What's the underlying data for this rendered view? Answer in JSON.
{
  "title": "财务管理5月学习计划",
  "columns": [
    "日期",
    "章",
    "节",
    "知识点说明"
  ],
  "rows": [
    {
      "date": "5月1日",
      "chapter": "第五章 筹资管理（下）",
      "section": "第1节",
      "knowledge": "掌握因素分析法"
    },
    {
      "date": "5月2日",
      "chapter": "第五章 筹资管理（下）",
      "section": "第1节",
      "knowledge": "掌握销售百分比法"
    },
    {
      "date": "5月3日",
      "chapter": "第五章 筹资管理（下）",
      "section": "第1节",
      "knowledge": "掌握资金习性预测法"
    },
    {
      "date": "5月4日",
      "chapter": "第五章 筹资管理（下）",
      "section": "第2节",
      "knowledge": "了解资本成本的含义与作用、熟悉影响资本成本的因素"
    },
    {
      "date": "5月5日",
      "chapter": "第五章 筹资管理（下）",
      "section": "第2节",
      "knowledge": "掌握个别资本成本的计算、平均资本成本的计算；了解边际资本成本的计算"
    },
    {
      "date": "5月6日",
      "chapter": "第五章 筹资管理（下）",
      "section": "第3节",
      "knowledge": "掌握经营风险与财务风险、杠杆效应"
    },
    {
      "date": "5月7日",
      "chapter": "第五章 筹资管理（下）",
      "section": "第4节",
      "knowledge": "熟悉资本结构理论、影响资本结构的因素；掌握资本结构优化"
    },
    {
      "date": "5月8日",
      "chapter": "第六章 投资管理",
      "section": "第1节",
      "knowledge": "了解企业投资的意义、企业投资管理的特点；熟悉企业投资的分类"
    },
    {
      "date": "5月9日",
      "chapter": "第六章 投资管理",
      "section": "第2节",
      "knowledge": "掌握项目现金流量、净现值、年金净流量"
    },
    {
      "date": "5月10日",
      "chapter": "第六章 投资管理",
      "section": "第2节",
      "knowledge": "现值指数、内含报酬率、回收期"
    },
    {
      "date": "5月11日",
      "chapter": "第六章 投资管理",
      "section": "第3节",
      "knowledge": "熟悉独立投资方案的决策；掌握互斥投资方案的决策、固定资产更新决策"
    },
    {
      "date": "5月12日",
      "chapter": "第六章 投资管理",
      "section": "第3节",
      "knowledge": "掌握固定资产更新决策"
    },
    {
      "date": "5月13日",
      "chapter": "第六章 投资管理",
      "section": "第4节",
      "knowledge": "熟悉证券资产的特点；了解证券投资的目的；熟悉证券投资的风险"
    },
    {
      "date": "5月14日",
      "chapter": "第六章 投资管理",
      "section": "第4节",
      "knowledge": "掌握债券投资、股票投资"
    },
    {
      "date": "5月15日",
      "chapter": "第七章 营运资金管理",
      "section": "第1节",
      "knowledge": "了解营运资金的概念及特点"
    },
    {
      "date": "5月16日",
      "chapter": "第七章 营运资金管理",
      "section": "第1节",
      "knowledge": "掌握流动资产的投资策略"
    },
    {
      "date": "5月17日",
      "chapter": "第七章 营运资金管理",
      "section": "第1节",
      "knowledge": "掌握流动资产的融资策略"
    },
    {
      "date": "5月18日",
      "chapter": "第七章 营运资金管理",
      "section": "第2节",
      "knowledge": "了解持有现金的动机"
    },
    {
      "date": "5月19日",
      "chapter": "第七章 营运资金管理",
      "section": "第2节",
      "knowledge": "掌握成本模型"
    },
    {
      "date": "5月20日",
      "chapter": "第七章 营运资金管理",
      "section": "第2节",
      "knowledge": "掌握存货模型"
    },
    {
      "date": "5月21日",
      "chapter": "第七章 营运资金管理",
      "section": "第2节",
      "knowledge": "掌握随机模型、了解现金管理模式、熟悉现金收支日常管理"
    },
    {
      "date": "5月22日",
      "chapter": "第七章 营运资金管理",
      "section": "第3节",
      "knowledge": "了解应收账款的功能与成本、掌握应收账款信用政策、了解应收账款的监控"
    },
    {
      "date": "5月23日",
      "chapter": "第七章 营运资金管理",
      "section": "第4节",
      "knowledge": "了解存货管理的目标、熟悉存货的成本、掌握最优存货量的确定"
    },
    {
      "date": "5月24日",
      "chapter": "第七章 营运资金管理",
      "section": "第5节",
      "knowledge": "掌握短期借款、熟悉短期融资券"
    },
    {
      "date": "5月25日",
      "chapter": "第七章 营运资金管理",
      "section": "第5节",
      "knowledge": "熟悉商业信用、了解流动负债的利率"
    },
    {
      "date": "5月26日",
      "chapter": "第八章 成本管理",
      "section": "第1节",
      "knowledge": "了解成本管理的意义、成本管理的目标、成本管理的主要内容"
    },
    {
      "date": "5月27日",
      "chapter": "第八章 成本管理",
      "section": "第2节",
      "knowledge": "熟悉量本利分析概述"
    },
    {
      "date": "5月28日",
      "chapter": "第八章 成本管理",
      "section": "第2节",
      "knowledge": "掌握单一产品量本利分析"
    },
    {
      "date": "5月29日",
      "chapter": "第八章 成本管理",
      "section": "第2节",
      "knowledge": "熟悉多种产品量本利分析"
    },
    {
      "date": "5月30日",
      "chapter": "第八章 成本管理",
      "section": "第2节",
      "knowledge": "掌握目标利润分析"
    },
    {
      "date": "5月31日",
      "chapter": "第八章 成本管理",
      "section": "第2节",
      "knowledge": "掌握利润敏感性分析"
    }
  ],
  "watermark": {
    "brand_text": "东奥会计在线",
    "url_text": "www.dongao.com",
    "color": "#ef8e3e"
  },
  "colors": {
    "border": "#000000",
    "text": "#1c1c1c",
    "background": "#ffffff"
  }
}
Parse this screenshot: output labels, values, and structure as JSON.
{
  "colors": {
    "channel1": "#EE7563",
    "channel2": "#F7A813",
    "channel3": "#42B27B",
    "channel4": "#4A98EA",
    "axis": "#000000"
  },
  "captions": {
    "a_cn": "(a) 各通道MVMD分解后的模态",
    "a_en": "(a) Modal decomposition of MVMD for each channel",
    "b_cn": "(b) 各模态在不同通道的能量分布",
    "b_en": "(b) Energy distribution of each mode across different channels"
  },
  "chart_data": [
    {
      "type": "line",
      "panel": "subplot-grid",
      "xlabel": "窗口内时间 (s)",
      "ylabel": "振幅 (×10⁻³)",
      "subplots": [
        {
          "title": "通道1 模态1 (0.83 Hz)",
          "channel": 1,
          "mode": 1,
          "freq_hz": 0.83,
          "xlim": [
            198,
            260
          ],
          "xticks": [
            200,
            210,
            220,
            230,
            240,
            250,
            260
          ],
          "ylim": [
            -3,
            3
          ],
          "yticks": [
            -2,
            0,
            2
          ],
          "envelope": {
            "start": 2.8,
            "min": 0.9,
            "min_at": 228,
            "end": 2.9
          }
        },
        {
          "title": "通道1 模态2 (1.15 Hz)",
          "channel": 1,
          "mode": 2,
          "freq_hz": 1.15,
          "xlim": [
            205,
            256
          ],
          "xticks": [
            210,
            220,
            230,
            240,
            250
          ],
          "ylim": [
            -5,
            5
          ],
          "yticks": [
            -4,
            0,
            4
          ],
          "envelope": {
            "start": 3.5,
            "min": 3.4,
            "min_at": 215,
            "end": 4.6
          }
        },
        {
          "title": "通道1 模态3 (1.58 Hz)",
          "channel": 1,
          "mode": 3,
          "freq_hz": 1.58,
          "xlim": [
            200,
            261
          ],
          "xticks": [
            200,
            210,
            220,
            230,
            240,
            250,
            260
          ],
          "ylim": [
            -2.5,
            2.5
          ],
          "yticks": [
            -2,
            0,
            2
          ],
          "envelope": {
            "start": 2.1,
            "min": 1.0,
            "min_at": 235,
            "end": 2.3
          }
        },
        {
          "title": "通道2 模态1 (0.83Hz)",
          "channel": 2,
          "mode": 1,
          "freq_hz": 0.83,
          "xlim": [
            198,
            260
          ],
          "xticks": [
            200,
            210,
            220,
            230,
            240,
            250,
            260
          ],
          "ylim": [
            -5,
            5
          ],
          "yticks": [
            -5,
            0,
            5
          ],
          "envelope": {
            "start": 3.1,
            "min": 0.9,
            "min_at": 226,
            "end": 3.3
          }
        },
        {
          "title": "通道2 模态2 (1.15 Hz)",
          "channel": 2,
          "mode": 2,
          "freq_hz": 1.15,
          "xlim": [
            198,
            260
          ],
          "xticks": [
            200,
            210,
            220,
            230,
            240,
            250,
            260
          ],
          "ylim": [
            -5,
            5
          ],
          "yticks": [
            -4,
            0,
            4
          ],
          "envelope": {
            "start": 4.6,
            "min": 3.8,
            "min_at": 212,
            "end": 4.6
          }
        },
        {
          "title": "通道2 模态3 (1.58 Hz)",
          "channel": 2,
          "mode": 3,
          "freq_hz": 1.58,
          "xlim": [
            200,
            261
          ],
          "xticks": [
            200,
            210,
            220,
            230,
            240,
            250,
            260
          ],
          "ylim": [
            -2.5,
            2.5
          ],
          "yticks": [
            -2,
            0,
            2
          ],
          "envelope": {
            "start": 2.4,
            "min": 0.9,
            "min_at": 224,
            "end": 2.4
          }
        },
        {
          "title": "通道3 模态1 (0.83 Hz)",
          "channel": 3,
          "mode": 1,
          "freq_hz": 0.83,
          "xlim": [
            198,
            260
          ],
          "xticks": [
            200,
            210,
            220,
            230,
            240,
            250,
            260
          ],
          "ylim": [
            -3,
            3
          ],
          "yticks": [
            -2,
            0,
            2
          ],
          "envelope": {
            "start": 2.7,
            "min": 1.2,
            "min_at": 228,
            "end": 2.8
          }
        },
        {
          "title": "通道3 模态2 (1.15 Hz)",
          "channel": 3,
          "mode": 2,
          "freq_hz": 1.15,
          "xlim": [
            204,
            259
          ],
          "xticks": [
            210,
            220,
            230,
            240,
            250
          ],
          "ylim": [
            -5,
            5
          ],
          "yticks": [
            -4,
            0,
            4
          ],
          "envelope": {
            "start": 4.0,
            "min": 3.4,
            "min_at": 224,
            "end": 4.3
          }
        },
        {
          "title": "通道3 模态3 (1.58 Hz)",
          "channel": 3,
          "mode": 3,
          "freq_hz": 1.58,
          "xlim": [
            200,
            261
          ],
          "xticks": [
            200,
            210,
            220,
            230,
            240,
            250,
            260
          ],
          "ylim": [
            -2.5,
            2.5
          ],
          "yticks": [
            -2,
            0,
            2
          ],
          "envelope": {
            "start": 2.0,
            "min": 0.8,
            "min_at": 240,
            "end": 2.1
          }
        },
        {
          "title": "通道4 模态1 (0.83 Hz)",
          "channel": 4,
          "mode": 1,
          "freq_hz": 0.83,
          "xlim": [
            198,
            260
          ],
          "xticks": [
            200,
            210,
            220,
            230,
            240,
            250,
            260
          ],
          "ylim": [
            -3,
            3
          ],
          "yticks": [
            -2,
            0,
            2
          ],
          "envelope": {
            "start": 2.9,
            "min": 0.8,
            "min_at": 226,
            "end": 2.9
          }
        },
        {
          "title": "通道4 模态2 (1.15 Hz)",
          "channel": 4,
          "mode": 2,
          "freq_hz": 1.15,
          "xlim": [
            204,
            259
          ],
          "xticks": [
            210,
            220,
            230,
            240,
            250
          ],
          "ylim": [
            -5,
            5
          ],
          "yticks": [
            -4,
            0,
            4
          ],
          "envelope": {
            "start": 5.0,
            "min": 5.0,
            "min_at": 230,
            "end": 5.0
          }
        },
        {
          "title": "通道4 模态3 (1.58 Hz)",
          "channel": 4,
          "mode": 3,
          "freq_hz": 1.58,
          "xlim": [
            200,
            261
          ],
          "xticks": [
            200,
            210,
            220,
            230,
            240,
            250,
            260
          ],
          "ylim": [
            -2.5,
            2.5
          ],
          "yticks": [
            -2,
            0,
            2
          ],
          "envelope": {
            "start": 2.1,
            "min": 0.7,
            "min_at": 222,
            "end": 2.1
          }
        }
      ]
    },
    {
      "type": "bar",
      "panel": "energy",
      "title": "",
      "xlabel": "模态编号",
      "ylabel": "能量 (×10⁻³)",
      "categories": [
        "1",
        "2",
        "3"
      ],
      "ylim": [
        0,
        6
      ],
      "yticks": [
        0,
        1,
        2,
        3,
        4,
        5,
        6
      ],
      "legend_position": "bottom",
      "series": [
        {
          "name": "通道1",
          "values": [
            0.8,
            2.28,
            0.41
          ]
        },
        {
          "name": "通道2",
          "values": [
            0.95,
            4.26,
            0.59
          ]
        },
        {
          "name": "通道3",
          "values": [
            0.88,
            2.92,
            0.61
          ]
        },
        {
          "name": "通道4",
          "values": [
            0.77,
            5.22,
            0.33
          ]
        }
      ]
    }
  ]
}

========================

WHAT THE EXERCISE ASKS:
Locate the word "start" in the records and collect each line it appears in.

WORKED ANSWER:
            "start": 2.8,
            "start": 3.5,
            "start": 2.1,
            "start": 3.1,
            "start": 4.6,
            "start": 2.4,
            "start": 2.7,
            "start": 4.0,
            "start": 2.0,
            "start": 2.9,
            "start": 5.0,
            "start": 2.1,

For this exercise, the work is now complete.